→ **Given problem**
Within the listing below, locate all lines containing the word "นรถยนต". Copy each one.

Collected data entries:
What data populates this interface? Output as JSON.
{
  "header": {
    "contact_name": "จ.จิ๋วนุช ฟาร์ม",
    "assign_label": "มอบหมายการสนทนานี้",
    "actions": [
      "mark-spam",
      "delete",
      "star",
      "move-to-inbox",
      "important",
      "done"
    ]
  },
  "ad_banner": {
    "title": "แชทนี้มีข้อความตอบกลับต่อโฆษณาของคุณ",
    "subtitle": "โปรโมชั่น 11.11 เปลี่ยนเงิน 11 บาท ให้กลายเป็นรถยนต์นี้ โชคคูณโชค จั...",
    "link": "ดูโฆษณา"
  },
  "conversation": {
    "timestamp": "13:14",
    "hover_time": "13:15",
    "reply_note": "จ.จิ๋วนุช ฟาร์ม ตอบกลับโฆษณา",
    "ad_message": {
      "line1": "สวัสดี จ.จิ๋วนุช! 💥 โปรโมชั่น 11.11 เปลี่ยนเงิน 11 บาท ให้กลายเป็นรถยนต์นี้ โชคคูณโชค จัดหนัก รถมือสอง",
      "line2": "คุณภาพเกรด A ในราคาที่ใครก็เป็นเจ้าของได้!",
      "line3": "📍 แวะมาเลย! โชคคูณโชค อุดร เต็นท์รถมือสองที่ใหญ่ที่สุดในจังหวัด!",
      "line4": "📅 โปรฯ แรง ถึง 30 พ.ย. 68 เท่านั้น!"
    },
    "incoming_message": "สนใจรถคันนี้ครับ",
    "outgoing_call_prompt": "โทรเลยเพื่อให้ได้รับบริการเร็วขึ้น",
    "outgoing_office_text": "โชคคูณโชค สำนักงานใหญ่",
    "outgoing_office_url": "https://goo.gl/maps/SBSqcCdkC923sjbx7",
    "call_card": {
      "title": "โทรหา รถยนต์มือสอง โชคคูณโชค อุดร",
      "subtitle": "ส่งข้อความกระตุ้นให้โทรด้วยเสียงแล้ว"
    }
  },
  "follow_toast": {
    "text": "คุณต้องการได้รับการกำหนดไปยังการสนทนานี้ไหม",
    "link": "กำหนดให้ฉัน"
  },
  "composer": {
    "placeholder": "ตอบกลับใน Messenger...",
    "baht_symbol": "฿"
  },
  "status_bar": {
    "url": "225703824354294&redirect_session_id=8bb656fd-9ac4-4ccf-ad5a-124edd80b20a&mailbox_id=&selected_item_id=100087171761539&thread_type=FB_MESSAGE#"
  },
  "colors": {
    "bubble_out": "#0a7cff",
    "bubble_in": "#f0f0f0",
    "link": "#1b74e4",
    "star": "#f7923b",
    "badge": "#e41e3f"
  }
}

→ **Final result**
    "subtitle": "โปรโมชั่น 11.11 เปลี่ยนเงิน 11 บาท ให้กลายเป็นรถยนต์นี้ โชคคูณโชค จั...",
      "line1": "สวัสดี จ.จิ๋วนุช! 💥 โปรโมชั่น 11.11 เปลี่ยนเงิน 11 บาท ให้กลายเป็นรถยนต์นี้ โชคคูณโชค จัดหนัก รถมือสอง",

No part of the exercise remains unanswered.